> **WHAT TO PRODUCE**: Copy each line of the records that holds the string "سانتیگراد".

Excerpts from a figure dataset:
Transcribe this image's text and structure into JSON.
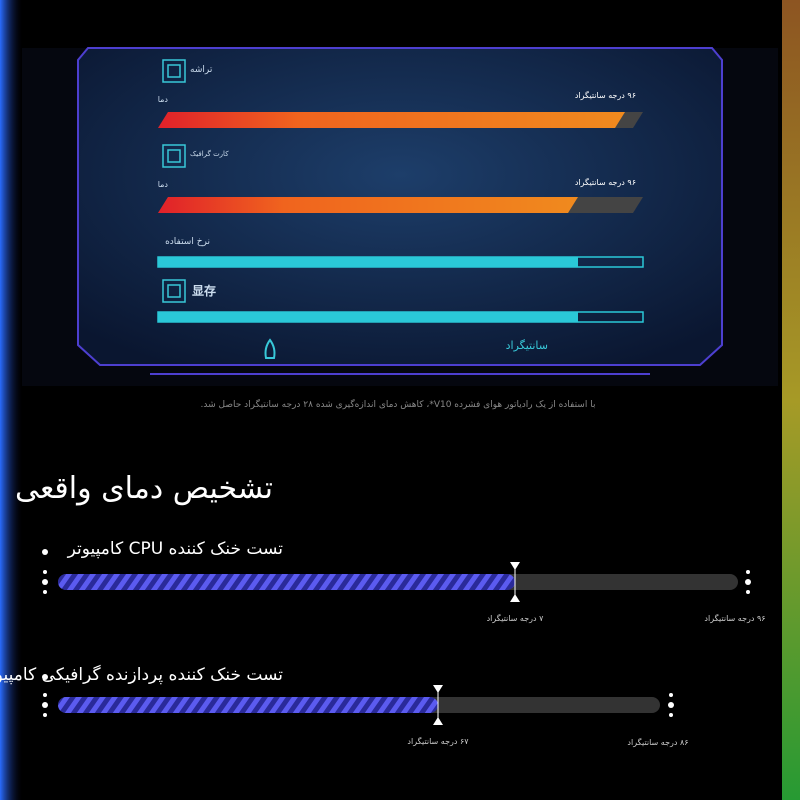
{
  "panel": {
    "chip_label": "تراشه",
    "chip_temp_label": "دما",
    "chip_temp": "۹۶ درجه سانتیگراد",
    "gpu_label": "کارت گرافیک",
    "gpu_temp_label": "دما",
    "gpu_temp": "۹۶ درجه سانتیگراد",
    "usage_label": "نرخ استفاده",
    "memory_label": "显存",
    "footer_label": "سانتیگراد"
  },
  "caption": "با استفاده از یک رادیاتور هوای فشرده V10*، کاهش دمای اندازه‌گیری شده ۲۸ درجه سانتیگراد حاصل شد.",
  "heading": "تشخیص دمای واقعی",
  "tests": [
    {
      "title": "تست خنک کننده CPU کامپیوتر",
      "after": "۷ درجه سانتیگراد",
      "before": "۹۶ درجه سانتیگراد"
    },
    {
      "title": "تست خنک کننده پردازنده گرافیکی کامپیوتر",
      "after": "۶۷ درجه سانتیگراد",
      "before": "۸۶ درجه سانتیگراد"
    }
  ]
}
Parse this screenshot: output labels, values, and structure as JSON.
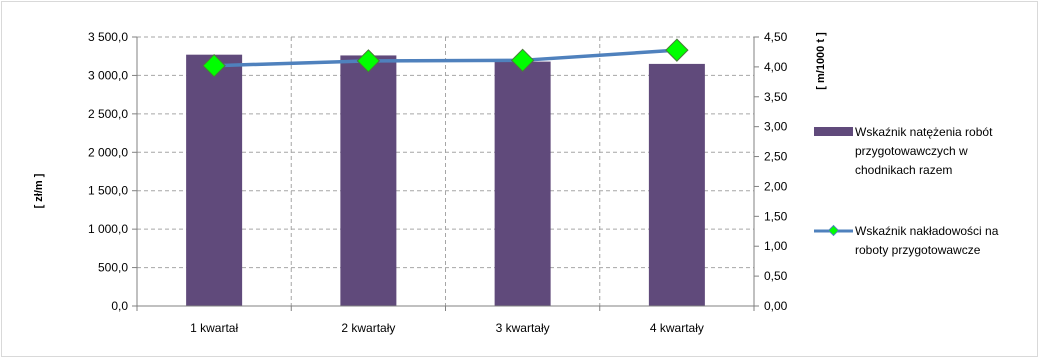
{
  "chart_data": {
    "type": "bar",
    "title": "",
    "categories": [
      "1 kwartał",
      "2 kwartały",
      "3 kwartały",
      "4 kwartały"
    ],
    "y_left": {
      "label": "[ zł/m ]",
      "ylim": [
        0,
        3500
      ],
      "ticks": [
        "0,0",
        "500,0",
        "1 000,0",
        "1 500,0",
        "2 000,0",
        "2 500,0",
        "3 000,0",
        "3 500,0"
      ]
    },
    "y_right": {
      "label": "[ m/1000 t ]",
      "ylim": [
        0,
        4.5
      ],
      "ticks": [
        "0,00",
        "0,50",
        "1,00",
        "1,50",
        "2,00",
        "2,50",
        "3,00",
        "3,50",
        "4,00",
        "4,50"
      ]
    },
    "series": [
      {
        "name": "Wskaźnik natężenia robót przygotowawczych w chodnikach razem",
        "type": "bar",
        "axis": "left",
        "color": "#604a7b",
        "values": [
          3270,
          3260,
          3180,
          3150
        ]
      },
      {
        "name": "Wskaźnik nakładowości na roboty przygotowawcze",
        "type": "line",
        "axis": "right",
        "color": "#4f81bd",
        "marker_color": "#00ff00",
        "values": [
          4.02,
          4.1,
          4.11,
          4.28
        ]
      }
    ],
    "grid": true,
    "legend_position": "right"
  }
}
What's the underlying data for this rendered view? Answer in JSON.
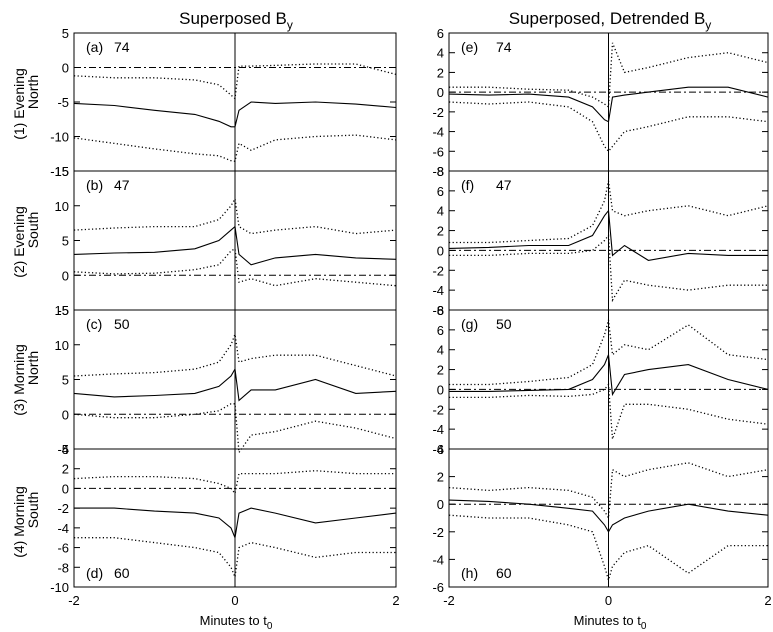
{
  "figure": {
    "left_title": "Superposed B",
    "left_title_sub": "y",
    "right_title": "Superposed, Detrended B",
    "right_title_sub": "y",
    "xlabel": "Minutes to t",
    "xlabel_sub": "0",
    "row_labels": [
      {
        "num": "(1)",
        "line1": "Evening",
        "line2": "North"
      },
      {
        "num": "(2)",
        "line1": "Evening",
        "line2": "South"
      },
      {
        "num": "(3)",
        "line1": "Morning",
        "line2": "North"
      },
      {
        "num": "(4)",
        "line1": "Morning",
        "line2": "South"
      }
    ]
  },
  "chart_data": [
    {
      "type": "line",
      "panel": "(a)",
      "count": "74",
      "col": 0,
      "row": 0,
      "label_pos": "top",
      "ylim": [
        -15,
        5
      ],
      "yticks": [
        5,
        0,
        -5,
        -10,
        -15
      ],
      "xlim": [
        -2,
        2
      ],
      "xticks": [
        -2,
        0,
        2
      ],
      "zero_line": 0,
      "title": "",
      "xlabel": "",
      "ylabel": "",
      "series": [
        {
          "style": "dotted",
          "x": [
            -2,
            -1.5,
            -1,
            -0.5,
            -0.2,
            -0.05,
            0,
            0.05,
            0.2,
            0.5,
            1,
            1.5,
            2
          ],
          "y": [
            -1.2,
            -1.5,
            -1.5,
            -1.8,
            -2.5,
            -4,
            -4.5,
            0.2,
            0.2,
            0.3,
            0.5,
            0.5,
            -1
          ]
        },
        {
          "style": "solid",
          "x": [
            -2,
            -1.5,
            -1,
            -0.5,
            -0.2,
            -0.05,
            0,
            0.05,
            0.2,
            0.5,
            1,
            1.5,
            2
          ],
          "y": [
            -5.2,
            -5.5,
            -6.2,
            -6.8,
            -7.8,
            -8.6,
            -8.6,
            -6.2,
            -5,
            -5.2,
            -5,
            -5.3,
            -5.8
          ]
        },
        {
          "style": "dotted",
          "x": [
            -2,
            -1.5,
            -1,
            -0.5,
            -0.2,
            -0.05,
            0,
            0.05,
            0.2,
            0.5,
            1,
            1.5,
            2
          ],
          "y": [
            -10.2,
            -11,
            -11.8,
            -12.5,
            -12.8,
            -13.5,
            -13.6,
            -11,
            -12,
            -10.5,
            -10,
            -9.8,
            -10.5
          ]
        }
      ]
    },
    {
      "type": "line",
      "panel": "(b)",
      "count": "47",
      "col": 0,
      "row": 1,
      "label_pos": "top",
      "ylim": [
        -5,
        15
      ],
      "yticks": [
        15,
        10,
        5,
        0,
        -5
      ],
      "xlim": [
        -2,
        2
      ],
      "xticks": [
        -2,
        0,
        2
      ],
      "zero_line": 0,
      "title": "",
      "xlabel": "",
      "ylabel": "",
      "series": [
        {
          "style": "dotted",
          "x": [
            -2,
            -1.5,
            -1,
            -0.5,
            -0.2,
            -0.05,
            0,
            0.05,
            0.2,
            0.5,
            1,
            1.5,
            2
          ],
          "y": [
            6.5,
            6.8,
            7,
            7,
            8,
            10,
            11,
            7,
            6,
            6.5,
            7,
            6,
            6.5
          ]
        },
        {
          "style": "solid",
          "x": [
            -2,
            -1.5,
            -1,
            -0.5,
            -0.2,
            -0.05,
            0,
            0.05,
            0.2,
            0.5,
            1,
            1.5,
            2
          ],
          "y": [
            3,
            3.2,
            3.3,
            3.8,
            5,
            6.5,
            7,
            3,
            1.5,
            2.5,
            3,
            2.5,
            2.3
          ]
        },
        {
          "style": "dotted",
          "x": [
            -2,
            -1.5,
            -1,
            -0.5,
            -0.2,
            -0.05,
            0,
            0.05,
            0.2,
            0.5,
            1,
            1.5,
            2
          ],
          "y": [
            0.5,
            0.2,
            0.3,
            0.8,
            1.5,
            3.5,
            3.8,
            -1,
            -0.5,
            -1.5,
            -0.5,
            -1,
            -1.5
          ]
        }
      ]
    },
    {
      "type": "line",
      "panel": "(c)",
      "count": "50",
      "col": 0,
      "row": 2,
      "label_pos": "top",
      "ylim": [
        -5,
        15
      ],
      "yticks": [
        15,
        10,
        5,
        0,
        -5
      ],
      "xlim": [
        -2,
        2
      ],
      "xticks": [
        -2,
        0,
        2
      ],
      "zero_line": 0,
      "title": "",
      "xlabel": "",
      "ylabel": "",
      "series": [
        {
          "style": "dotted",
          "x": [
            -2,
            -1.5,
            -1,
            -0.5,
            -0.2,
            -0.05,
            0,
            0.05,
            0.2,
            0.5,
            1,
            1.5,
            2
          ],
          "y": [
            5.5,
            5.8,
            6,
            6.5,
            7.5,
            10,
            11.5,
            7.5,
            8,
            8.5,
            8.5,
            7,
            5.5
          ]
        },
        {
          "style": "solid",
          "x": [
            -2,
            -1.5,
            -1,
            -0.5,
            -0.2,
            -0.05,
            0,
            0.05,
            0.2,
            0.5,
            1,
            1.5,
            2
          ],
          "y": [
            3,
            2.5,
            2.7,
            3,
            4,
            5.5,
            6.5,
            2,
            3.5,
            3.5,
            5,
            3,
            3.3
          ]
        },
        {
          "style": "dotted",
          "x": [
            -2,
            -1.5,
            -1,
            -0.5,
            -0.2,
            -0.05,
            0,
            0.05,
            0.2,
            0.5,
            1,
            1.5,
            2
          ],
          "y": [
            0,
            -0.5,
            -0.5,
            0,
            0.5,
            1.5,
            1.5,
            -5.5,
            -3,
            -2.5,
            -1,
            -2,
            -3.5
          ]
        }
      ]
    },
    {
      "type": "line",
      "panel": "(d)",
      "count": "60",
      "col": 0,
      "row": 3,
      "label_pos": "bottom",
      "ylim": [
        -10,
        4
      ],
      "yticks": [
        4,
        2,
        0,
        -2,
        -4,
        -6,
        -8,
        -10
      ],
      "xlim": [
        -2,
        2
      ],
      "xticks": [
        -2,
        0,
        2
      ],
      "zero_line": 0,
      "title": "",
      "xlabel": "",
      "ylabel": "",
      "series": [
        {
          "style": "dotted",
          "x": [
            -2,
            -1.5,
            -1,
            -0.5,
            -0.2,
            -0.05,
            0,
            0.05,
            0.2,
            0.5,
            1,
            1.5,
            2
          ],
          "y": [
            1,
            1.2,
            1.2,
            1,
            0.5,
            0,
            -0.5,
            1.5,
            1.5,
            1.5,
            1.8,
            1.5,
            1.5
          ]
        },
        {
          "style": "solid",
          "x": [
            -2,
            -1.5,
            -1,
            -0.5,
            -0.2,
            -0.05,
            0,
            0.05,
            0.2,
            0.5,
            1,
            1.5,
            2
          ],
          "y": [
            -2,
            -2,
            -2.3,
            -2.5,
            -3,
            -4,
            -5,
            -2.5,
            -2,
            -2.5,
            -3.5,
            -3,
            -2.5
          ]
        },
        {
          "style": "dotted",
          "x": [
            -2,
            -1.5,
            -1,
            -0.5,
            -0.2,
            -0.05,
            0,
            0.05,
            0.2,
            0.5,
            1,
            1.5,
            2
          ],
          "y": [
            -5,
            -5,
            -5.5,
            -6,
            -6.5,
            -8,
            -9,
            -6,
            -5.5,
            -6,
            -7,
            -6.5,
            -6.5
          ]
        }
      ]
    },
    {
      "type": "line",
      "panel": "(e)",
      "count": "74",
      "col": 1,
      "row": 0,
      "label_pos": "top",
      "ylim": [
        -8,
        6
      ],
      "yticks": [
        6,
        4,
        2,
        0,
        -2,
        -4,
        -6,
        -8
      ],
      "xlim": [
        -2,
        2
      ],
      "xticks": [
        -2,
        0,
        2
      ],
      "zero_line": 0,
      "title": "",
      "xlabel": "",
      "ylabel": "",
      "series": [
        {
          "style": "dotted",
          "x": [
            -2,
            -1.5,
            -1,
            -0.5,
            -0.2,
            -0.05,
            0,
            0.05,
            0.2,
            0.5,
            1,
            1.5,
            2
          ],
          "y": [
            0.5,
            0.5,
            0.3,
            0.2,
            -0.5,
            -1.2,
            -1.5,
            5,
            2,
            2.5,
            3.5,
            4,
            3
          ]
        },
        {
          "style": "solid",
          "x": [
            -2,
            -1.5,
            -1,
            -0.5,
            -0.2,
            -0.05,
            0,
            0.05,
            0.2,
            0.5,
            1,
            1.5,
            2
          ],
          "y": [
            -0.2,
            -0.3,
            -0.2,
            -0.5,
            -1.5,
            -2.8,
            -3,
            -0.5,
            -0.3,
            0,
            0.5,
            0.5,
            -0.5
          ]
        },
        {
          "style": "dotted",
          "x": [
            -2,
            -1.5,
            -1,
            -0.5,
            -0.2,
            -0.05,
            0,
            0.05,
            0.2,
            0.5,
            1,
            1.5,
            2
          ],
          "y": [
            -1,
            -1.2,
            -1,
            -1.5,
            -3,
            -5.5,
            -6,
            -5.5,
            -4,
            -3.5,
            -2.5,
            -2.5,
            -3
          ]
        }
      ]
    },
    {
      "type": "line",
      "panel": "(f)",
      "count": "47",
      "col": 1,
      "row": 1,
      "label_pos": "top",
      "ylim": [
        -6,
        8
      ],
      "yticks": [
        8,
        6,
        4,
        2,
        0,
        -2,
        -4,
        -6
      ],
      "xlim": [
        -2,
        2
      ],
      "xticks": [
        -2,
        0,
        2
      ],
      "zero_line": 0,
      "title": "",
      "xlabel": "",
      "ylabel": "",
      "series": [
        {
          "style": "dotted",
          "x": [
            -2,
            -1.5,
            -1,
            -0.5,
            -0.2,
            -0.05,
            0,
            0.05,
            0.2,
            0.5,
            1,
            1.5,
            2
          ],
          "y": [
            0.8,
            0.8,
            1,
            1.2,
            2.5,
            5,
            7,
            4,
            3.5,
            4,
            4.5,
            3.5,
            4.5
          ]
        },
        {
          "style": "solid",
          "x": [
            -2,
            -1.5,
            -1,
            -0.5,
            -0.2,
            -0.05,
            0,
            0.05,
            0.2,
            0.5,
            1,
            1.5,
            2
          ],
          "y": [
            0.2,
            0.3,
            0.5,
            0.5,
            1.5,
            3.5,
            4,
            -0.5,
            0.5,
            -1,
            -0.3,
            -0.5,
            -0.5
          ]
        },
        {
          "style": "dotted",
          "x": [
            -2,
            -1.5,
            -1,
            -0.5,
            -0.2,
            -0.05,
            0,
            0.05,
            0.2,
            0.5,
            1,
            1.5,
            2
          ],
          "y": [
            -0.5,
            -0.5,
            -0.3,
            -0.3,
            0,
            1,
            1.5,
            -5,
            -3,
            -3.5,
            -4,
            -3.5,
            -3.5
          ]
        }
      ]
    },
    {
      "type": "line",
      "panel": "(g)",
      "count": "50",
      "col": 1,
      "row": 2,
      "label_pos": "top",
      "ylim": [
        -6,
        8
      ],
      "yticks": [
        8,
        6,
        4,
        2,
        0,
        -2,
        -4,
        -6
      ],
      "xlim": [
        -2,
        2
      ],
      "xticks": [
        -2,
        0,
        2
      ],
      "zero_line": 0,
      "title": "",
      "xlabel": "",
      "ylabel": "",
      "series": [
        {
          "style": "dotted",
          "x": [
            -2,
            -1.5,
            -1,
            -0.5,
            -0.2,
            -0.05,
            0,
            0.05,
            0.2,
            0.5,
            1,
            1.5,
            2
          ],
          "y": [
            0.5,
            0.5,
            0.8,
            1.2,
            2.5,
            5.5,
            7,
            3.5,
            4.5,
            4,
            6.5,
            3.5,
            3
          ]
        },
        {
          "style": "solid",
          "x": [
            -2,
            -1.5,
            -1,
            -0.5,
            -0.2,
            -0.05,
            0,
            0.05,
            0.2,
            0.5,
            1,
            1.5,
            2
          ],
          "y": [
            -0.2,
            -0.2,
            -0.1,
            0,
            1,
            2.5,
            3.5,
            -0.5,
            1.5,
            2,
            2.5,
            1,
            0
          ]
        },
        {
          "style": "dotted",
          "x": [
            -2,
            -1.5,
            -1,
            -0.5,
            -0.2,
            -0.05,
            0,
            0.05,
            0.2,
            0.5,
            1,
            1.5,
            2
          ],
          "y": [
            -0.8,
            -0.8,
            -0.6,
            -0.7,
            -0.5,
            0,
            0.5,
            -5,
            -1.5,
            -1.5,
            -2,
            -3,
            -3.5
          ]
        }
      ]
    },
    {
      "type": "line",
      "panel": "(h)",
      "count": "60",
      "col": 1,
      "row": 3,
      "label_pos": "bottom",
      "ylim": [
        -6,
        4
      ],
      "yticks": [
        4,
        2,
        0,
        -2,
        -4,
        -6
      ],
      "xlim": [
        -2,
        2
      ],
      "xticks": [
        -2,
        0,
        2
      ],
      "zero_line": 0,
      "title": "",
      "xlabel": "",
      "ylabel": "",
      "series": [
        {
          "style": "dotted",
          "x": [
            -2,
            -1.5,
            -1,
            -0.5,
            -0.2,
            -0.05,
            0,
            0.05,
            0.2,
            0.5,
            1,
            1.5,
            2
          ],
          "y": [
            1.2,
            1,
            1.2,
            1,
            0.5,
            -0.5,
            -1,
            2.5,
            2,
            2.5,
            3,
            2,
            2.5
          ]
        },
        {
          "style": "solid",
          "x": [
            -2,
            -1.5,
            -1,
            -0.5,
            -0.2,
            -0.05,
            0,
            0.05,
            0.2,
            0.5,
            1,
            1.5,
            2
          ],
          "y": [
            0.3,
            0.2,
            0,
            -0.3,
            -0.5,
            -1.5,
            -2,
            -1.5,
            -1,
            -0.5,
            0,
            -0.5,
            -0.8
          ]
        },
        {
          "style": "dotted",
          "x": [
            -2,
            -1.5,
            -1,
            -0.5,
            -0.2,
            -0.05,
            0,
            0.05,
            0.2,
            0.5,
            1,
            1.5,
            2
          ],
          "y": [
            -0.8,
            -1,
            -1,
            -1.5,
            -2,
            -4.5,
            -5.5,
            -4.5,
            -3.5,
            -3,
            -5,
            -3,
            -3
          ]
        }
      ]
    }
  ]
}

> **COMPLETED EXERCISE**:
    "chip_temp": "۹۶ درجه سانتیگراد",
    "gpu_temp": "۹۶ درجه سانتیگراد",
    "footer_label": "سانتیگراد"
  "caption": "با استفاده از یک رادیاتور هوای فشرده V10*، کاهش دمای اندازه‌گیری شده ۲۸ درجه سانتیگراد حاصل شد.",
      "after": "۷ درجه سانتیگراد",
      "before": "۹۶ درجه سانتیگراد"
      "after": "۶۷ درجه سانتیگراد",
      "before": "۸۶ درجه سانتیگراد"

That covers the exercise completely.